____ DATASET RECORDS

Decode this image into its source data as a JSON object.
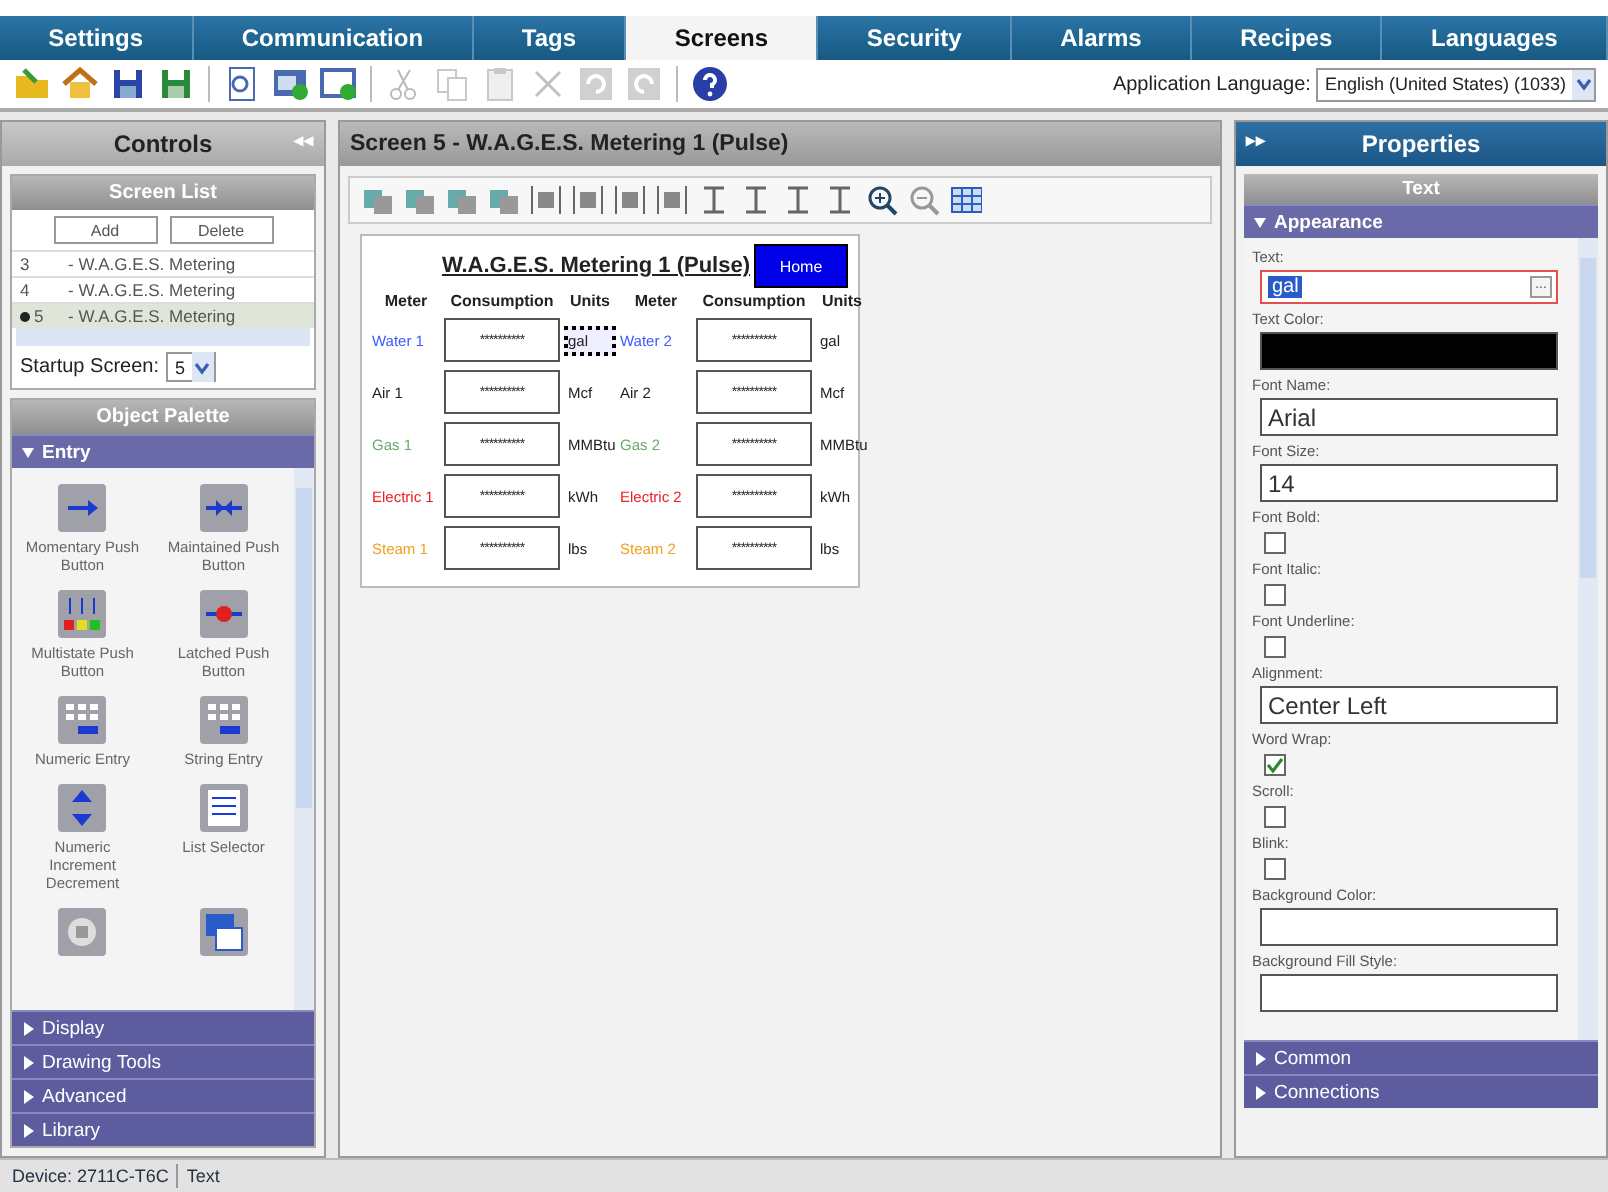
{
  "tabs": [
    {
      "label": "Settings",
      "selected": false
    },
    {
      "label": "Communication",
      "selected": false
    },
    {
      "label": "Tags",
      "selected": false
    },
    {
      "label": "Screens",
      "selected": true
    },
    {
      "label": "Security",
      "selected": false
    },
    {
      "label": "Alarms",
      "selected": false
    },
    {
      "label": "Recipes",
      "selected": false
    },
    {
      "label": "Languages",
      "selected": false
    }
  ],
  "toolbar": [
    {
      "kind": "folder",
      "disabled": false
    },
    {
      "kind": "home",
      "disabled": false
    },
    {
      "kind": "save",
      "disabled": false
    },
    {
      "kind": "save-all",
      "disabled": false
    },
    {
      "kind": "find",
      "disabled": false
    },
    {
      "kind": "screen-check",
      "disabled": false
    },
    {
      "kind": "screen-ok",
      "disabled": false
    },
    {
      "kind": "cut",
      "disabled": true
    },
    {
      "kind": "copy",
      "disabled": true
    },
    {
      "kind": "paste",
      "disabled": true
    },
    {
      "kind": "delete",
      "disabled": true
    },
    {
      "kind": "undo",
      "disabled": true
    },
    {
      "kind": "redo",
      "disabled": true
    },
    {
      "kind": "help",
      "disabled": false
    }
  ],
  "app_language": {
    "label": "Application Language:",
    "value": "English (United States) (1033)"
  },
  "controls": {
    "title": "Controls",
    "collapse": "◂◂",
    "screen_list": {
      "title": "Screen List",
      "buttons": [
        "Add",
        "Delete"
      ],
      "rows": [
        {
          "number": "3",
          "name": "- W.A.G.E.S. Metering",
          "selected": false,
          "startup": false
        },
        {
          "number": "4",
          "name": "- W.A.G.E.S. Metering",
          "selected": false,
          "startup": false
        },
        {
          "number": "5",
          "name": "- W.A.G.E.S. Metering",
          "selected": true,
          "startup": true
        }
      ],
      "startup_label": "Startup Screen:",
      "startup_value": "5"
    },
    "palette": {
      "title": "Object Palette",
      "sections": [
        {
          "label": "Entry",
          "expanded": true,
          "items": [
            {
              "kind": "momentary",
              "label": "Momentary Push Button"
            },
            {
              "kind": "maintained",
              "label": "Maintained Push Button"
            },
            {
              "kind": "multistate",
              "label": "Multistate Push Button"
            },
            {
              "kind": "latched",
              "label": "Latched Push Button"
            },
            {
              "kind": "keypad",
              "label": "Numeric Entry"
            },
            {
              "kind": "keypad",
              "label": "String Entry"
            },
            {
              "kind": "updown",
              "label": "Numeric Increment Decrement"
            },
            {
              "kind": "list",
              "label": "List Selector"
            },
            {
              "kind": "dpad"
            },
            {
              "kind": "windows"
            }
          ]
        },
        {
          "label": "Display",
          "expanded": false
        },
        {
          "label": "Drawing Tools",
          "expanded": false
        },
        {
          "label": "Advanced",
          "expanded": false
        },
        {
          "label": "Library",
          "expanded": false
        }
      ]
    }
  },
  "editor": {
    "title": "Screen 5 - W.A.G.E.S. Metering 1 (Pulse)",
    "screen": {
      "heading": "W.A.G.E.S. Metering 1 (Pulse)",
      "home_button": "Home",
      "headings": [
        "Meter",
        "Consumption",
        "Units",
        "Meter",
        "Consumption",
        "Units"
      ],
      "meters": [
        {
          "meter": "Water 1",
          "color": "#3b5bff",
          "value": "**********",
          "units": "gal",
          "selected": true
        },
        {
          "meter": "Water 2",
          "color": "#3b5bff",
          "value": "**********",
          "units": "gal",
          "selected": false
        },
        {
          "meter": "Air 1",
          "color": "#222222",
          "value": "**********",
          "units": "Mcf",
          "selected": false
        },
        {
          "meter": "Air 2",
          "color": "#222222",
          "value": "**********",
          "units": "Mcf",
          "selected": false
        },
        {
          "meter": "Gas 1",
          "color": "#6aaa6a",
          "value": "**********",
          "units": "MMBtu",
          "selected": false
        },
        {
          "meter": "Gas 2",
          "color": "#6aaa6a",
          "value": "**********",
          "units": "MMBtu",
          "selected": false
        },
        {
          "meter": "Electric 1",
          "color": "#e82020",
          "value": "**********",
          "units": "kWh",
          "selected": false
        },
        {
          "meter": "Electric 2",
          "color": "#e82020",
          "value": "**********",
          "units": "kWh",
          "selected": false
        },
        {
          "meter": "Steam 1",
          "color": "#f0a020",
          "value": "**********",
          "units": "lbs",
          "selected": false
        },
        {
          "meter": "Steam 2",
          "color": "#f0a020",
          "value": "**********",
          "units": "lbs",
          "selected": false
        }
      ]
    }
  },
  "properties": {
    "title": "Properties",
    "expand": "▸▸",
    "object": "Text",
    "section": "Appearance",
    "fields": [
      {
        "kind": "text",
        "label": "Text:",
        "value": "gal",
        "focused": true,
        "browse": "..."
      },
      {
        "kind": "color",
        "label": "Text Color:",
        "color": "#000000"
      },
      {
        "kind": "text",
        "label": "Font Name:",
        "value": "Arial",
        "focused": false
      },
      {
        "kind": "text",
        "label": "Font Size:",
        "value": "14",
        "focused": false
      },
      {
        "kind": "checkbox",
        "label": "Font Bold:",
        "checked": false
      },
      {
        "kind": "checkbox",
        "label": "Font Italic:",
        "checked": false
      },
      {
        "kind": "checkbox",
        "label": "Font Underline:",
        "checked": false
      },
      {
        "kind": "text",
        "label": "Alignment:",
        "value": "Center Left",
        "focused": false
      },
      {
        "kind": "checkbox",
        "label": "Word Wrap:",
        "checked": true
      },
      {
        "kind": "checkbox",
        "label": "Scroll:",
        "checked": false
      },
      {
        "kind": "checkbox",
        "label": "Blink:",
        "checked": false
      },
      {
        "kind": "color",
        "label": "Background Color:",
        "color": "#ffffff"
      },
      {
        "kind": "text",
        "label": "Background Fill Style:",
        "focused": false
      }
    ],
    "sections": [
      {
        "label": "Common",
        "expanded": false
      },
      {
        "label": "Connections",
        "expanded": false
      }
    ]
  },
  "status_bar": {
    "device": "Device: 2711C-T6C",
    "selection": "Text"
  }
}
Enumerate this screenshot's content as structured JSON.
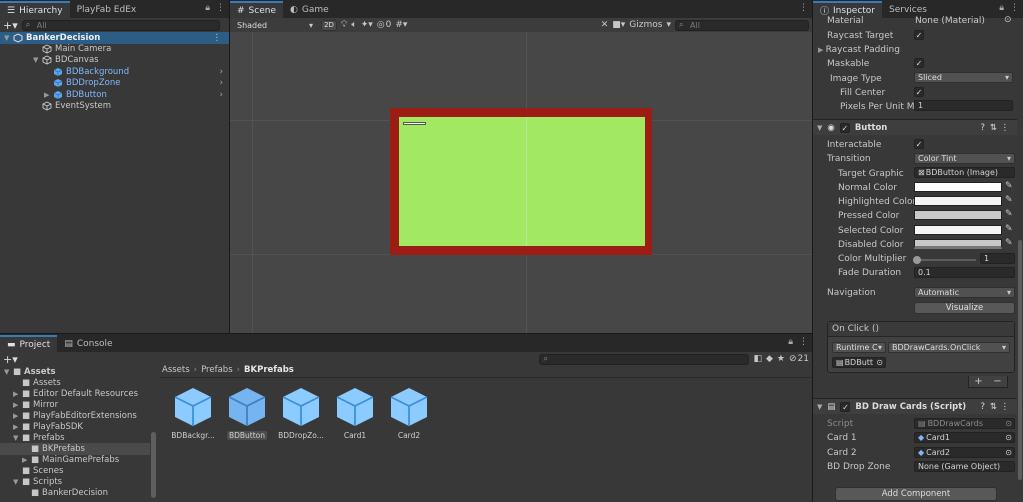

________

### TO DO
Repeat every record precisely. Any picture among them stays out of the copy.

### RESPONSE TO THE TASK
Decode this image into its source data as a JSON object.
{
  "tabs": [
    {
      "label": "Settings",
      "selected": false
    },
    {
      "label": "Communication",
      "selected": false
    },
    {
      "label": "Tags",
      "selected": false
    },
    {
      "label": "Screens",
      "selected": true
    },
    {
      "label": "Security",
      "selected": false
    },
    {
      "label": "Alarms",
      "selected": false
    },
    {
      "label": "Recipes",
      "selected": false
    },
    {
      "label": "Languages",
      "selected": false
    }
  ],
  "toolbar": [
    {
      "kind": "folder",
      "disabled": false
    },
    {
      "kind": "home",
      "disabled": false
    },
    {
      "kind": "save",
      "disabled": false
    },
    {
      "kind": "save-all",
      "disabled": false
    },
    {
      "kind": "find",
      "disabled": false
    },
    {
      "kind": "screen-check",
      "disabled": false
    },
    {
      "kind": "screen-ok",
      "disabled": false
    },
    {
      "kind": "cut",
      "disabled": true
    },
    {
      "kind": "copy",
      "disabled": true
    },
    {
      "kind": "paste",
      "disabled": true
    },
    {
      "kind": "delete",
      "disabled": true
    },
    {
      "kind": "undo",
      "disabled": true
    },
    {
      "kind": "redo",
      "disabled": true
    },
    {
      "kind": "help",
      "disabled": false
    }
  ],
  "app_language": {
    "label": "Application Language:",
    "value": "English (United States) (1033)"
  },
  "controls": {
    "title": "Controls",
    "collapse": "◂◂",
    "screen_list": {
      "title": "Screen List",
      "buttons": [
        "Add",
        "Delete"
      ],
      "rows": [
        {
          "number": "3",
          "name": "- W.A.G.E.S. Metering",
          "selected": false,
          "startup": false
        },
        {
          "number": "4",
          "name": "- W.A.G.E.S. Metering",
          "selected": false,
          "startup": false
        },
        {
          "number": "5",
          "name": "- W.A.G.E.S. Metering",
          "selected": true,
          "startup": true
        }
      ],
      "startup_label": "Startup Screen:",
      "startup_value": "5"
    },
    "palette": {
      "title": "Object Palette",
      "sections": [
        {
          "label": "Entry",
          "expanded": true,
          "items": [
            {
              "kind": "momentary",
              "label": "Momentary Push Button"
            },
            {
              "kind": "maintained",
              "label": "Maintained Push Button"
            },
            {
              "kind": "multistate",
              "label": "Multistate Push Button"
            },
            {
              "kind": "latched",
              "label": "Latched Push Button"
            },
            {
              "kind": "keypad",
              "label": "Numeric Entry"
            },
            {
              "kind": "keypad",
              "label": "String Entry"
            },
            {
              "kind": "updown",
              "label": "Numeric Increment Decrement"
            },
            {
              "kind": "list",
              "label": "List Selector"
            },
            {
              "kind": "dpad"
            },
            {
              "kind": "windows"
            }
          ]
        },
        {
          "label": "Display",
          "expanded": false
        },
        {
          "label": "Drawing Tools",
          "expanded": false
        },
        {
          "label": "Advanced",
          "expanded": false
        },
        {
          "label": "Library",
          "expanded": false
        }
      ]
    }
  },
  "editor": {
    "title": "Screen 5 - W.A.G.E.S. Metering 1 (Pulse)",
    "screen": {
      "heading": "W.A.G.E.S. Metering 1 (Pulse)",
      "home_button": "Home",
      "headings": [
        "Meter",
        "Consumption",
        "Units",
        "Meter",
        "Consumption",
        "Units"
      ],
      "meters": [
        {
          "meter": "Water 1",
          "color": "#3b5bff",
          "value": "**********",
          "units": "gal",
          "selected": true
        },
        {
          "meter": "Water 2",
          "color": "#3b5bff",
          "value": "**********",
          "units": "gal",
          "selected": false
        },
        {
          "meter": "Air 1",
          "color": "#222222",
          "value": "**********",
          "units": "Mcf",
          "selected": false
        },
        {
          "meter": "Air 2",
          "color": "#222222",
          "value": "**********",
          "units": "Mcf",
          "selected": false
        },
        {
          "meter": "Gas 1",
          "color": "#6aaa6a",
          "value": "**********",
          "units": "MMBtu",
          "selected": false
        },
        {
          "meter": "Gas 2",
          "color": "#6aaa6a",
          "value": "**********",
          "units": "MMBtu",
          "selected": false
        },
        {
          "meter": "Electric 1",
          "color": "#e82020",
          "value": "**********",
          "units": "kWh",
          "selected": false
        },
        {
          "meter": "Electric 2",
          "color": "#e82020",
          "value": "**********",
          "units": "kWh",
          "selected": false
        },
        {
          "meter": "Steam 1",
          "color": "#f0a020",
          "value": "**********",
          "units": "lbs",
          "selected": false
        },
        {
          "meter": "Steam 2",
          "color": "#f0a020",
          "value": "**********",
          "units": "lbs",
          "selected": false
        }
      ]
    }
  },
  "properties": {
    "title": "Properties",
    "expand": "▸▸",
    "object": "Text",
    "section": "Appearance",
    "fields": [
      {
        "kind": "text",
        "label": "Text:",
        "value": "gal",
        "focused": true,
        "browse": "..."
      },
      {
        "kind": "color",
        "label": "Text Color:",
        "color": "#000000"
      },
      {
        "kind": "text",
        "label": "Font Name:",
        "value": "Arial",
        "focused": false
      },
      {
        "kind": "text",
        "label": "Font Size:",
        "value": "14",
        "focused": false
      },
      {
        "kind": "checkbox",
        "label": "Font Bold:",
        "checked": false
      },
      {
        "kind": "checkbox",
        "label": "Font Italic:",
        "checked": false
      },
      {
        "kind": "checkbox",
        "label": "Font Underline:",
        "checked": false
      },
      {
        "kind": "text",
        "label": "Alignment:",
        "value": "Center Left",
        "focused": false
      },
      {
        "kind": "checkbox",
        "label": "Word Wrap:",
        "checked": true
      },
      {
        "kind": "checkbox",
        "label": "Scroll:",
        "checked": false
      },
      {
        "kind": "checkbox",
        "label": "Blink:",
        "checked": false
      },
      {
        "kind": "color",
        "label": "Background Color:",
        "color": "#ffffff"
      },
      {
        "kind": "text",
        "label": "Background Fill Style:",
        "focused": false
      }
    ],
    "sections": [
      {
        "label": "Common",
        "expanded": false
      },
      {
        "label": "Connections",
        "expanded": false
      }
    ]
  },
  "status_bar": {
    "device": "Device: 2711C-T6C",
    "selection": "Text"
  }
}
Enumerate this screenshot's content as structured JSON.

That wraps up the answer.